REQUEST: Reproduce each line exactly, including spacing and punctuation.

A run of records
+ + +

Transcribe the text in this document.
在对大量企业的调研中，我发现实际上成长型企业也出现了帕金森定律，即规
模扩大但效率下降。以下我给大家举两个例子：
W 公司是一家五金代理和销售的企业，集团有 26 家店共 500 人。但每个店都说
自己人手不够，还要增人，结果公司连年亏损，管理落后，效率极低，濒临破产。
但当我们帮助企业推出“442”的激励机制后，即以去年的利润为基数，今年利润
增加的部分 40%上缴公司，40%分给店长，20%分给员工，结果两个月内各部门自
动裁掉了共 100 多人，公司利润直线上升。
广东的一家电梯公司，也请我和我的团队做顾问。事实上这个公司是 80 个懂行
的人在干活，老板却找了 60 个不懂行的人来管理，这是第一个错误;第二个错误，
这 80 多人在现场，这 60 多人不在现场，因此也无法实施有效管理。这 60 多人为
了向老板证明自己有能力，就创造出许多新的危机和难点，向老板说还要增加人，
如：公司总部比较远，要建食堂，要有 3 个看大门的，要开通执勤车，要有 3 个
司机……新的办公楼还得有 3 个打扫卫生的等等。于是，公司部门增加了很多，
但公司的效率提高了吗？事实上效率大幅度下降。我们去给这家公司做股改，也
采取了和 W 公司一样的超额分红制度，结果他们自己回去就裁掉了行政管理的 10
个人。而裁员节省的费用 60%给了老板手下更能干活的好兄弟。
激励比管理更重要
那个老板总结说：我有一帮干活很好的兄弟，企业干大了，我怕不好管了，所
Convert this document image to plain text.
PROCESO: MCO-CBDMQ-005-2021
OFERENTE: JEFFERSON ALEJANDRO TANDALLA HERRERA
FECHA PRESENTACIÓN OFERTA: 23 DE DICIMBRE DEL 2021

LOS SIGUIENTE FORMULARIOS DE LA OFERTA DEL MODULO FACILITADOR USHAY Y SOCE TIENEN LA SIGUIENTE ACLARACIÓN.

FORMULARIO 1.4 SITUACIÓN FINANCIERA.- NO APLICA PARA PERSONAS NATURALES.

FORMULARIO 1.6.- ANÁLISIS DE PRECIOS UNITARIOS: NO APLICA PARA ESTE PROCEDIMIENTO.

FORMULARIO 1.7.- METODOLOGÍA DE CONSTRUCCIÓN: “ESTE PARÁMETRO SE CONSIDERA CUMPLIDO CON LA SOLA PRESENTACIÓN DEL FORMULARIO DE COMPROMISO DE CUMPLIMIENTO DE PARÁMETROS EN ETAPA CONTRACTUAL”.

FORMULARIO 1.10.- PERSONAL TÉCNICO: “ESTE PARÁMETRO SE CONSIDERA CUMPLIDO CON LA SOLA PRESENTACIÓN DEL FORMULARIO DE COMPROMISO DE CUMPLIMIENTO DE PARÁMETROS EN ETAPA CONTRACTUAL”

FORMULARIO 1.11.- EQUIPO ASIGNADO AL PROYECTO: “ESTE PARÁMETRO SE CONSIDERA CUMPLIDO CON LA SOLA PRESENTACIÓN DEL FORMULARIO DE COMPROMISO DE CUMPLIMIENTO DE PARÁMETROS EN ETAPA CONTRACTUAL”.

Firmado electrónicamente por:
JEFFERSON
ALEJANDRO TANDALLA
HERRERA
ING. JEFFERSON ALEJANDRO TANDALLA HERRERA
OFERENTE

+ + +

EXERCISE RESPONSE:
Transcribe the text in this document.
在对大量企业的调研中，我发现实际上成长型企业也出现了帕金森定律，即规
模扩大但效率下降。以下我给大家举两个例子：
W 公司是一家五金代理和销售的企业，集团有 26 家店共 500 人。但每个店都说
自己人手不够，还要增人，结果公司连年亏损，管理落后，效率极低，濒临破产。
但当我们帮助企业推出“442”的激励机制后，即以去年的利润为基数，今年利润
增加的部分 40%上缴公司，40%分给店长，20%分给员工，结果两个月内各部门自
动裁掉了共 100 多人，公司利润直线上升。
广东的一家电梯公司，也请我和我的团队做顾问。事实上这个公司是 80 个懂行
的人在干活，老板却找了 60 个不懂行的人来管理，这是第一个错误;第二个错误，
这 80 多人在现场，这 60 多人不在现场，因此也无法实施有效管理。这 60 多人为
了向老板证明自己有能力，就创造出许多新的危机和难点，向老板说还要增加人，
如：公司总部比较远，要建食堂，要有 3 个看大门的，要开通执勤车，要有 3 个
司机……新的办公楼还得有 3 个打扫卫生的等等。于是，公司部门增加了很多，
但公司的效率提高了吗？事实上效率大幅度下降。我们去给这家公司做股改，也
采取了和 W 公司一样的超额分红制度，结果他们自己回去就裁掉了行政管理的 10
个人。而裁员节省的费用 60%给了老板手下更能干活的好兄弟。
激励比管理更重要
那个老板总结说：我有一帮干活很好的兄弟，企业干大了，我怕不好管了，所
Convert this document image to plain text.
PROCESO: MCO-CBDMQ-005-2021
OFERENTE: JEFFERSON ALEJANDRO TANDALLA HERRERA
FECHA PRESENTACIÓN OFERTA: 23 DE DICIMBRE DEL 2021

LOS SIGUIENTE FORMULARIOS DE LA OFERTA DEL MODULO FACILITADOR USHAY Y SOCE TIENEN LA SIGUIENTE ACLARACIÓN.

FORMULARIO 1.4 SITUACIÓN FINANCIERA.- NO APLICA PARA PERSONAS NATURALES.

FORMULARIO 1.6.- ANÁLISIS DE PRECIOS UNITARIOS: NO APLICA PARA ESTE PROCEDIMIENTO.

FORMULARIO 1.7.- METODOLOGÍA DE CONSTRUCCIÓN: “ESTE PARÁMETRO SE CONSIDERA CUMPLIDO CON LA SOLA PRESENTACIÓN DEL FORMULARIO DE COMPROMISO DE CUMPLIMIENTO DE PARÁMETROS EN ETAPA CONTRACTUAL”.

FORMULARIO 1.10.- PERSONAL TÉCNICO: “ESTE PARÁMETRO SE CONSIDERA CUMPLIDO CON LA SOLA PRESENTACIÓN DEL FORMULARIO DE COMPROMISO DE CUMPLIMIENTO DE PARÁMETROS EN ETAPA CONTRACTUAL”

FORMULARIO 1.11.- EQUIPO ASIGNADO AL PROYECTO: “ESTE PARÁMETRO SE CONSIDERA CUMPLIDO CON LA SOLA PRESENTACIÓN DEL FORMULARIO DE COMPROMISO DE CUMPLIMIENTO DE PARÁMETROS EN ETAPA CONTRACTUAL”.

Firmado electrónicamente por:
JEFFERSON
ALEJANDRO TANDALLA
HERRERA
ING. JEFFERSON ALEJANDRO TANDALLA HERRERA
OFERENTE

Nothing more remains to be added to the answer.